#### [Exercise inputs]
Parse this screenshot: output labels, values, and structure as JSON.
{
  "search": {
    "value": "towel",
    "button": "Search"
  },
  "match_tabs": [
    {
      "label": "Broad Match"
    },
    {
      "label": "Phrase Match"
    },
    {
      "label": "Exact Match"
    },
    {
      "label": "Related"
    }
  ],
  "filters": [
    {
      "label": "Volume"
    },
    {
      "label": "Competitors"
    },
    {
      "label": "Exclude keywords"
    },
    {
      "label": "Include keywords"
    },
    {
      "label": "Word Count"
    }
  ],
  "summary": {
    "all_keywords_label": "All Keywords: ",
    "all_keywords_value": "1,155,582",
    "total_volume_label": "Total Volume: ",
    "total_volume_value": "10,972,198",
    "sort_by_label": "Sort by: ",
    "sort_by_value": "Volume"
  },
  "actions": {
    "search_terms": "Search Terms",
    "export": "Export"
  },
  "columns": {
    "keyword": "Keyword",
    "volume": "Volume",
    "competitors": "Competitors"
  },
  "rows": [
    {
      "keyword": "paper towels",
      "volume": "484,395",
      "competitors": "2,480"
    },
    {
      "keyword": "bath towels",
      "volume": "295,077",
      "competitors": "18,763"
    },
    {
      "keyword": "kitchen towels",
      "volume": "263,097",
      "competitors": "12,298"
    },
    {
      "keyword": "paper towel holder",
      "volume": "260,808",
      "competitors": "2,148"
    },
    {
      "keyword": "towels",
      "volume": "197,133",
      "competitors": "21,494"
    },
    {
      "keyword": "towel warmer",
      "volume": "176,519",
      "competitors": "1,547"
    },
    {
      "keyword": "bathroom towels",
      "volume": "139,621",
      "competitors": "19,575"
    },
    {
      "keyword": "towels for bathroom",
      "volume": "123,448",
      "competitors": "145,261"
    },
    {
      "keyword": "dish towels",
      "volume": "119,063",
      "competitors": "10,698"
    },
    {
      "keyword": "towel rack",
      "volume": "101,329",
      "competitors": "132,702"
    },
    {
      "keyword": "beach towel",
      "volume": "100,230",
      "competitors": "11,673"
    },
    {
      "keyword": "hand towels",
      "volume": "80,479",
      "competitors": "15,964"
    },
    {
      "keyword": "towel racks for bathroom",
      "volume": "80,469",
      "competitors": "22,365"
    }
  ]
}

#### [Written problem]
Would you reproduce all the entries exactly?

#### [Solution for this problem]
Parse this screenshot: output labels, values, and structure as JSON.
{
  "search": {
    "value": "towel",
    "button": "Search"
  },
  "match_tabs": [
    {
      "label": "Broad Match"
    },
    {
      "label": "Phrase Match"
    },
    {
      "label": "Exact Match"
    },
    {
      "label": "Related"
    }
  ],
  "filters": [
    {
      "label": "Volume"
    },
    {
      "label": "Competitors"
    },
    {
      "label": "Exclude keywords"
    },
    {
      "label": "Include keywords"
    },
    {
      "label": "Word Count"
    }
  ],
  "summary": {
    "all_keywords_label": "All Keywords: ",
    "all_keywords_value": "1,155,582",
    "total_volume_label": "Total Volume: ",
    "total_volume_value": "10,972,198",
    "sort_by_label": "Sort by: ",
    "sort_by_value": "Volume"
  },
  "actions": {
    "search_terms": "Search Terms",
    "export": "Export"
  },
  "columns": {
    "keyword": "Keyword",
    "volume": "Volume",
    "competitors": "Competitors"
  },
  "rows": [
    {
      "keyword": "paper towels",
      "volume": "484,395",
      "competitors": "2,480"
    },
    {
      "keyword": "bath towels",
      "volume": "295,077",
      "competitors": "18,763"
    },
    {
      "keyword": "kitchen towels",
      "volume": "263,097",
      "competitors": "12,298"
    },
    {
      "keyword": "paper towel holder",
      "volume": "260,808",
      "competitors": "2,148"
    },
    {
      "keyword": "towels",
      "volume": "197,133",
      "competitors": "21,494"
    },
    {
      "keyword": "towel warmer",
      "volume": "176,519",
      "competitors": "1,547"
    },
    {
      "keyword": "bathroom towels",
      "volume": "139,621",
      "competitors": "19,575"
    },
    {
      "keyword": "towels for bathroom",
      "volume": "123,448",
      "competitors": "145,261"
    },
    {
      "keyword": "dish towels",
      "volume": "119,063",
      "competitors": "10,698"
    },
    {
      "keyword": "towel rack",
      "volume": "101,329",
      "competitors": "132,702"
    },
    {
      "keyword": "beach towel",
      "volume": "100,230",
      "competitors": "11,673"
    },
    {
      "keyword": "hand towels",
      "volume": "80,479",
      "competitors": "15,964"
    },
    {
      "keyword": "towel racks for bathroom",
      "volume": "80,469",
      "competitors": "22,365"
    }
  ]
}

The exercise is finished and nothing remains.